→ BRIEF:
Select the lines of the records containing the word "times" and list them.

→ EXERCISE MATERIAL:
○ ○ ○ ○ ○ ○ ○

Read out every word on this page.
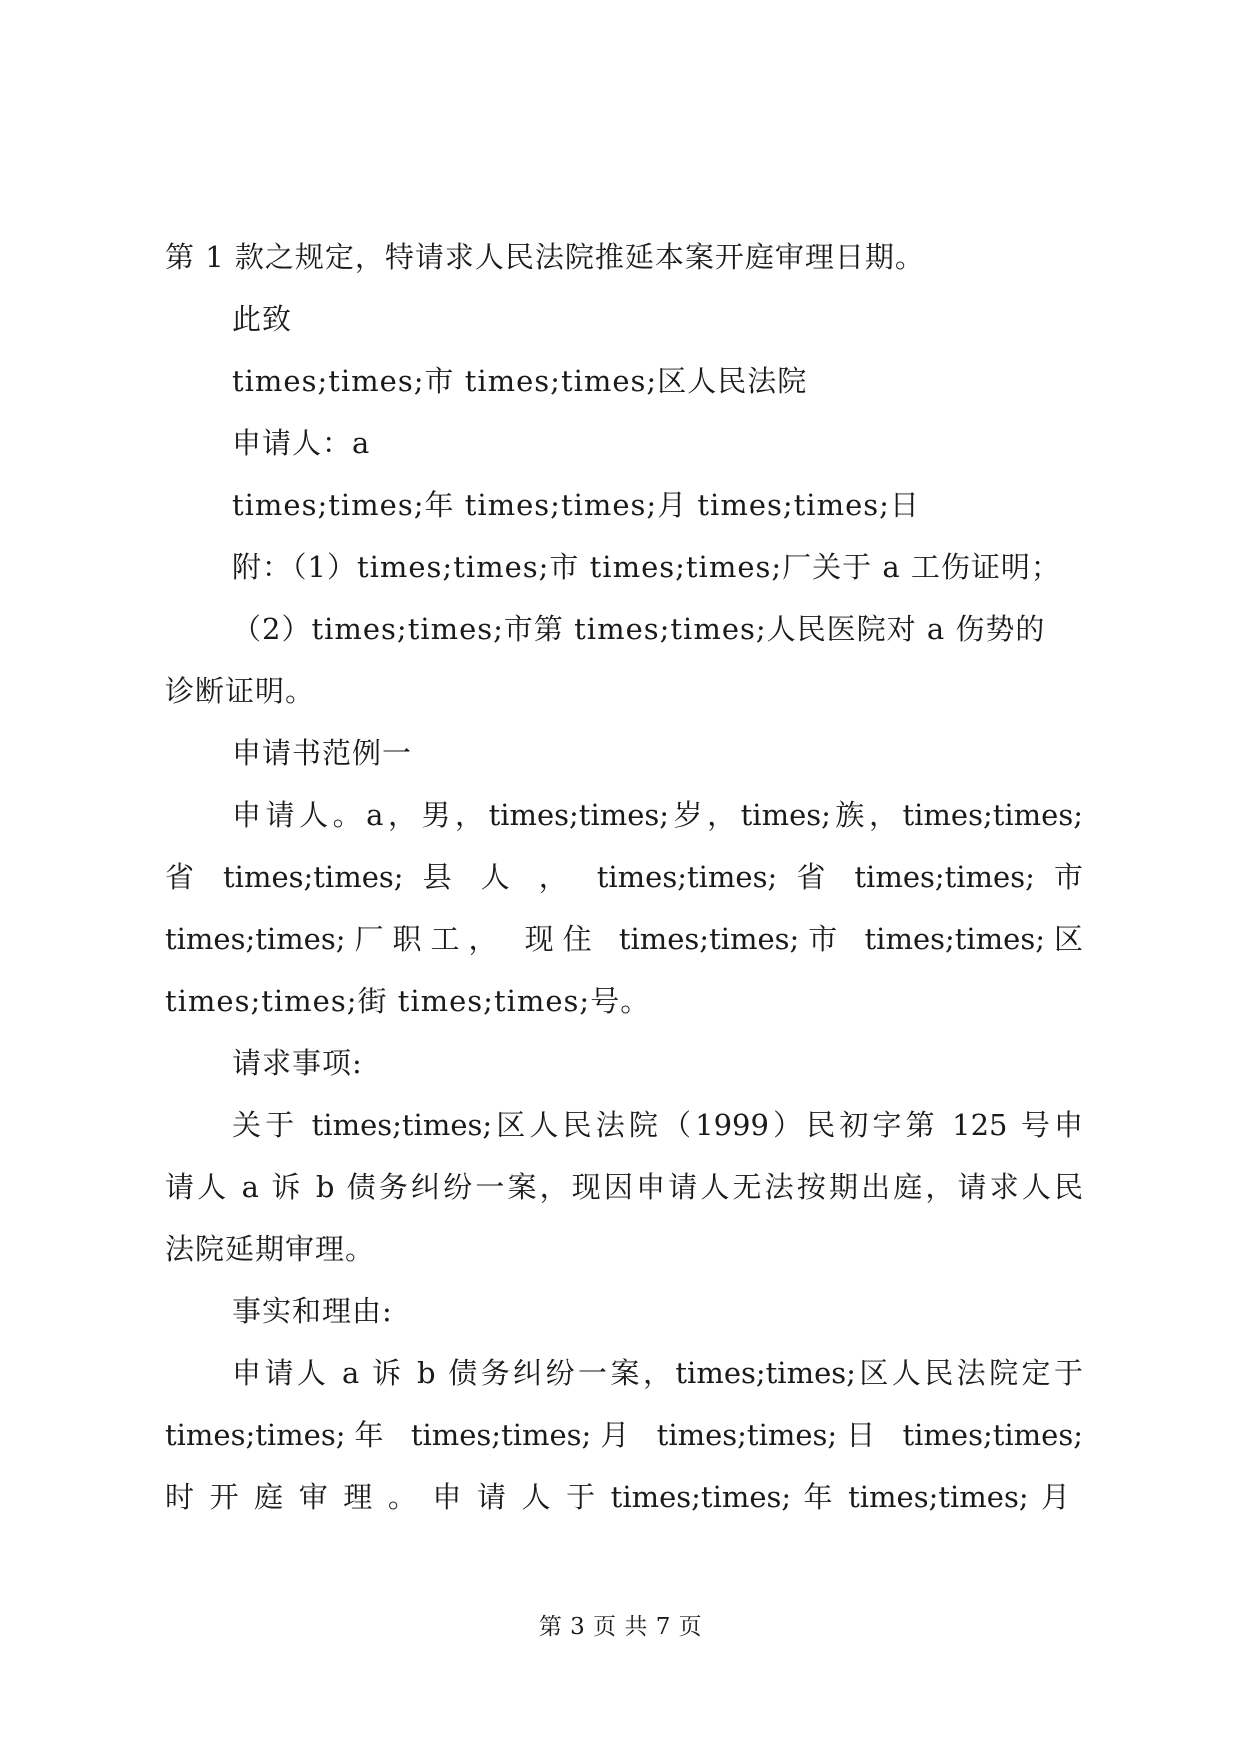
第 1 款之规定，特请求人民法院推延本案开庭审理日期。
此致
times;times;市 times;times;区人民法院
申请人：a
times;times;年 times;times;月 times;times;日
附：（1）times;times;市 times;times;厂关于 a 工伤证明；
（2）times;times;市第 times;times;人民医院对 a 伤势的
诊断证明。
申请书范例一
申请人。a，男，times;times;岁，times;族，times;times;
省 times;times; 县 人 ， times;times; 省 times;times; 市
times;times;厂职工， 现住 times;times;市 times;times;区
times;times;街 times;times;号。
请求事项:
关于 times;times;区人民法院（1999）民初字第 125 号申
请人 a 诉 b 债务纠纷一案，现因申请人无法按期出庭，请求人民
法院延期审理。
事实和理由:
申请人 a 诉 b 债务纠纷一案，times;times;区人民法院定于
times;times;年 times;times;月 times;times;日 times;times;
时 开 庭 审 理 。 申 请 人 于 times;times; 年 times;times; 月
第 3 页 共 7 页
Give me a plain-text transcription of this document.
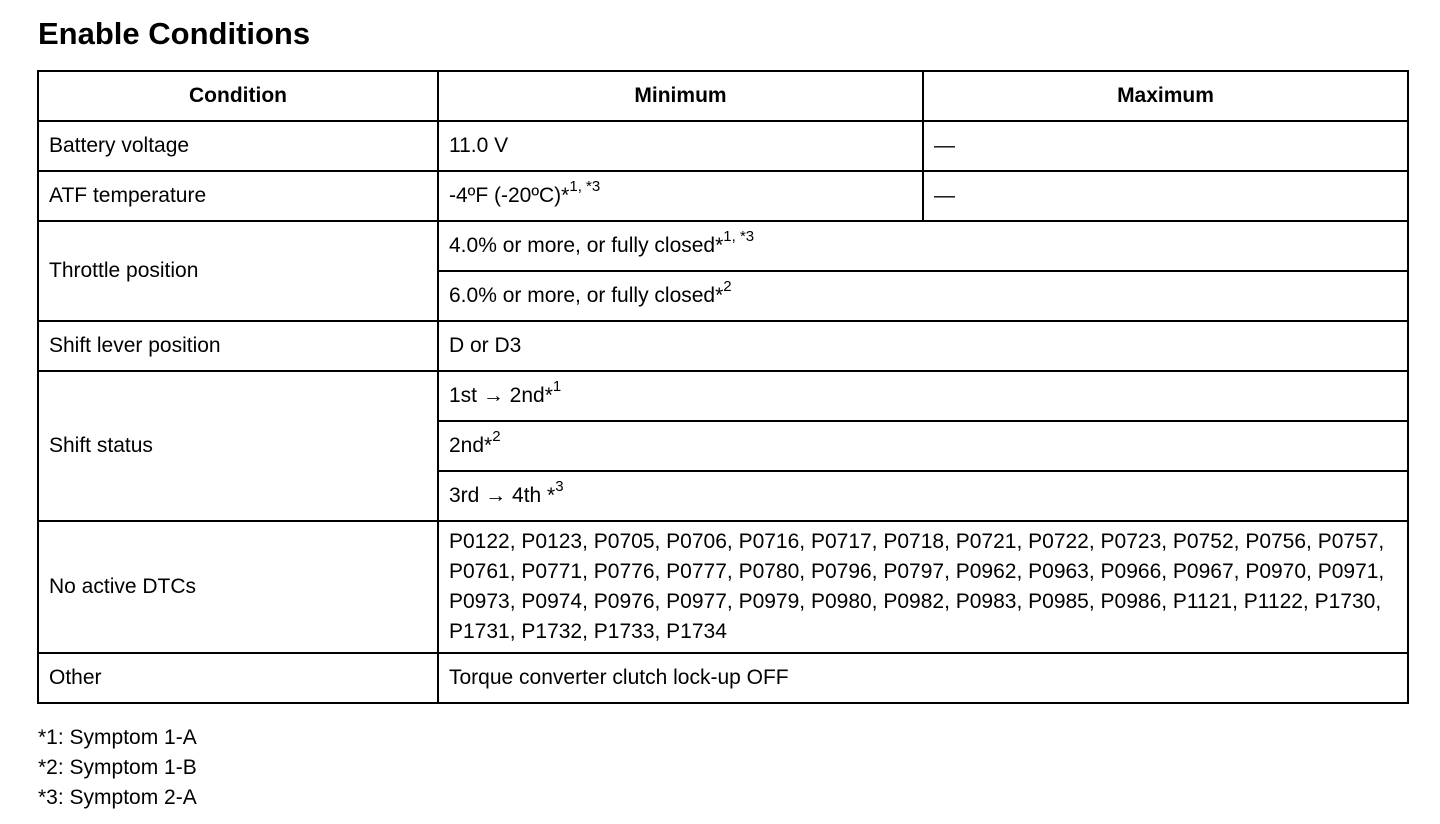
Enable Conditions
Condition	Minimum	Maximum
Battery voltage	11.0 V	—
ATF temperature	-4ºF (-20ºC)*$^{1, *3}$	—
Throttle position	4.0% or more, or fully closed*$^{1, *3}$
	6.0% or more, or fully closed*$^2$
Shift lever position	D or D3	
Shift status	1st → 2nd*$^1$
	2nd*$^2$
	3rd → 4th *$^3$
No active DTCs	P0122, P0123, P0705, P0706, P0716, P0717, P0718, P0721, P0722, P0723, P0752, P0756, P0757, P0761, P0771, P0776, P0777, P0780, P0796, P0797, P0962, P0963, P0966, P0967, P0970, P0971, P0973, P0974, P0976, P0977, P0979, P0980, P0982, P0983, P0985, P0986, P1121, P1122, P1730, P1731, P1732, P1733, P1734	
Other	Torque converter clutch lock-up OFF	
*1: Symptom 1-A
*2: Symptom 1-B
*3: Symptom 2-A
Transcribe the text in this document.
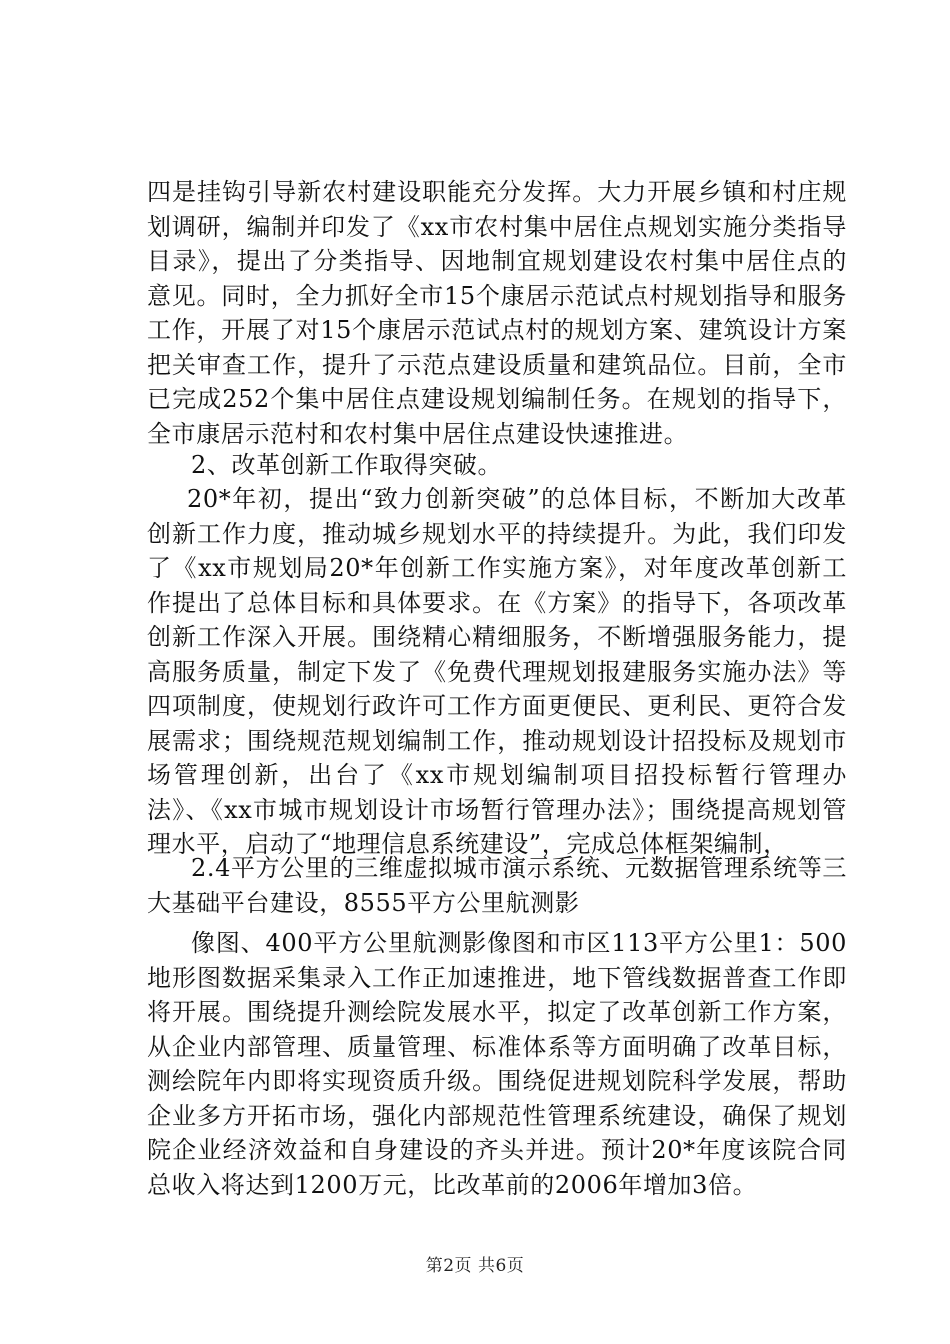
四是挂钩引导新农村建设职能充分发挥。大力开展乡镇和村庄规划调研，编制并印发了《xx市农村集中居住点规划实施分类指导目录》，提出了分类指导、因地制宜规划建设农村集中居住点的意见。同时，全力抓好全市15个康居示范试点村规划指导和服务工作，开展了对15个康居示范试点村的规划方案、建筑设计方案把关审查工作，提升了示范点建设质量和建筑品位。目前，全市已完成252个集中居住点建设规划编制任务。在规划的指导下，全市康居示范村和农村集中居住点建设快速推进。

2、改革创新工作取得突破。

20*年初，提出“致力创新突破”的总体目标，不断加大改革创新工作力度，推动城乡规划水平的持续提升。为此，我们印发了《xx市规划局20*年创新工作实施方案》，对年度改革创新工作提出了总体目标和具体要求。在《方案》的指导下，各项改革创新工作深入开展。围绕精心精细服务，不断增强服务能力，提高服务质量，制定下发了《免费代理规划报建服务实施办法》等四项制度，使规划行政许可工作方面更便民、更利民、更符合发展需求；围绕规范规划编制工作，推动规划设计招投标及规划市场管理创新，出台了《xx市规划编制项目招投标暂行管理办法》、《xx市城市规划设计市场暂行管理办法》；围绕提高规划管理水平，启动了“地理信息系统建设”，完成总体框架编制，

2.4平方公里的三维虚拟城市演示系统、元数据管理系统等三大基础平台建设，8555平方公里航测影

像图、400平方公里航测影像图和市区113平方公里1：500地形图数据采集录入工作正加速推进，地下管线数据普查工作即将开展。围绕提升测绘院发展水平，拟定了改革创新工作方案，从企业内部管理、质量管理、标准体系等方面明确了改革目标，测绘院年内即将实现资质升级。围绕促进规划院科学发展，帮助企业多方开拓市场，强化内部规范性管理系统建设，确保了规划院企业经济效益和自身建设的齐头并进。预计20*年度该院合同总收入将达到1200万元，比改革前的2006年增加3倍。

第2页 共6页
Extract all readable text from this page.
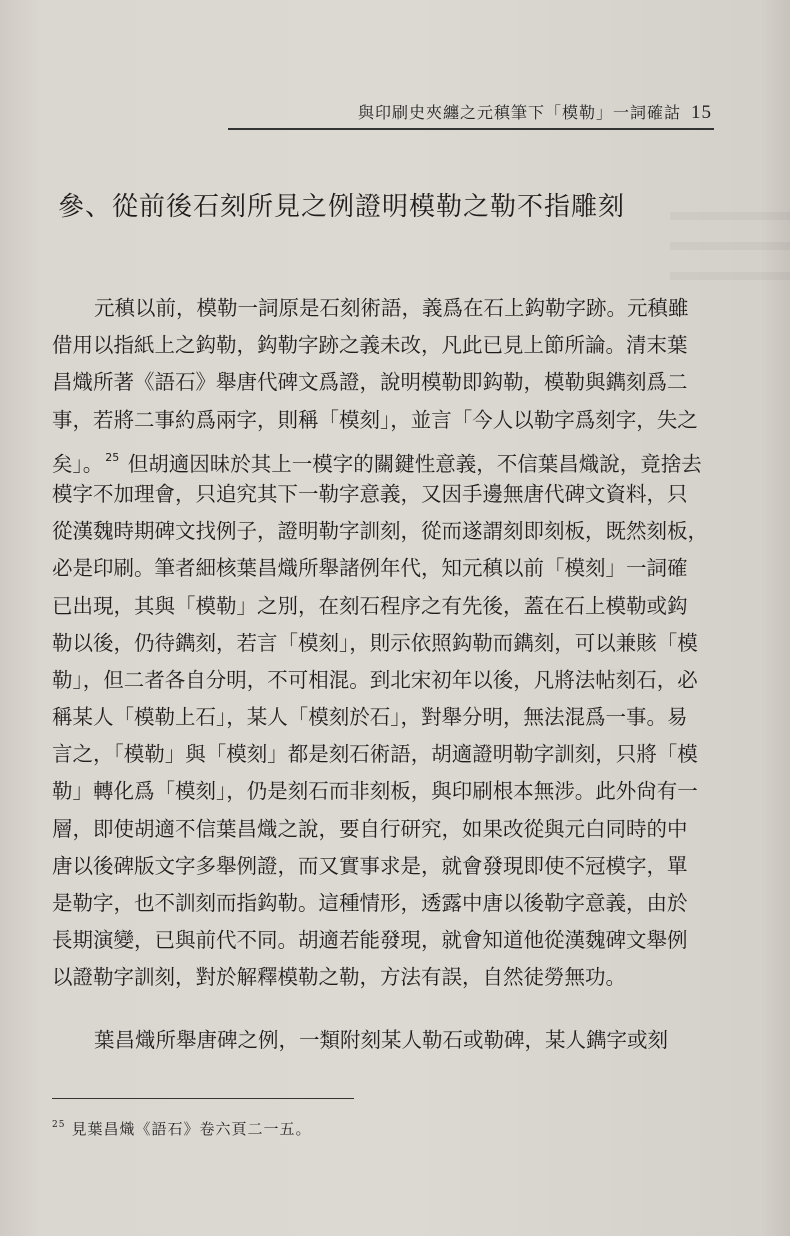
與印刷史夾纏之元稹筆下「模勒」一詞確詁 15
參、從前後石刻所見之例證明模勒之勒不指雕刻
元稹以前，模勒一詞原是石刻術語，義爲在石上鈎勒字跡。元稹雖
借用以指紙上之鈎勒，鈎勒字跡之義未改，凡此已見上節所論。清末葉
昌熾所著《語石》舉唐代碑文爲證，說明模勒即鈎勒，模勒與鐫刻爲二
事，若將二事約爲兩字，則稱「模刻」，並言「今人以勒字爲刻字，失之
矣」。 $^{25}$ 但胡適因昧於其上一模字的關鍵性意義，不信葉昌熾說，竟捨去
模字不加理會，只追究其下一勒字意義，又因手邊無唐代碑文資料，只
從漢魏時期碑文找例子，證明勒字訓刻，從而遂謂刻即刻板，既然刻板，
必是印刷。筆者細核葉昌熾所舉諸例年代，知元稹以前「模刻」一詞確
已出現，其與「模勒」之別，在刻石程序之有先後，蓋在石上模勒或鈎
勒以後，仍待鐫刻，若言「模刻」，則示依照鈎勒而鐫刻，可以兼賅「模
勒」，但二者各自分明，不可相混。到北宋初年以後，凡將法帖刻石，必
稱某人「模勒上石」，某人「模刻於石」，對舉分明，無法混爲一事。易
言之，「模勒」與「模刻」都是刻石術語，胡適證明勒字訓刻，只將「模
勒」轉化爲「模刻」，仍是刻石而非刻板，與印刷根本無涉。此外尙有一
層，即使胡適不信葉昌熾之說，要自行研究，如果改從與元白同時的中
唐以後碑版文字多舉例證，而又實事求是，就會發現即使不冠模字，單
是勒字，也不訓刻而指鈎勒。這種情形，透露中唐以後勒字意義，由於
長期演變，已與前代不同。胡適若能發現，就會知道他從漢魏碑文舉例
以證勒字訓刻，對於解釋模勒之勒，方法有誤，自然徒勞無功。
葉昌熾所舉唐碑之例，一類附刻某人勒石或勒碑，某人鐫字或刻
$^{25}$ 見葉昌熾《語石》卷六頁二一五。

○ ○ ○ ○ ○ ○ ○

→ REPLY:
times;times;市 times;times;区人民法院
times;times;年 times;times;月 times;times;日
附：（1）times;times;市 times;times;厂关于 a 工伤证明；
（2）times;times;市第 times;times;人民医院对 a 伤势的
申请人。a，男，times;times;岁，times;族，times;times;
省 times;times; 县 人 ， times;times; 省 times;times; 市
times;times;厂职工， 现住 times;times;市 times;times;区
times;times;街 times;times;号。
关于 times;times;区人民法院（1999）民初字第 125 号申
申请人 a 诉 b 债务纠纷一案，times;times;区人民法院定于
times;times;年 times;times;月 times;times;日 times;times;
时 开 庭 审 理 。 申 请 人 于 times;times; 年 times;times; 月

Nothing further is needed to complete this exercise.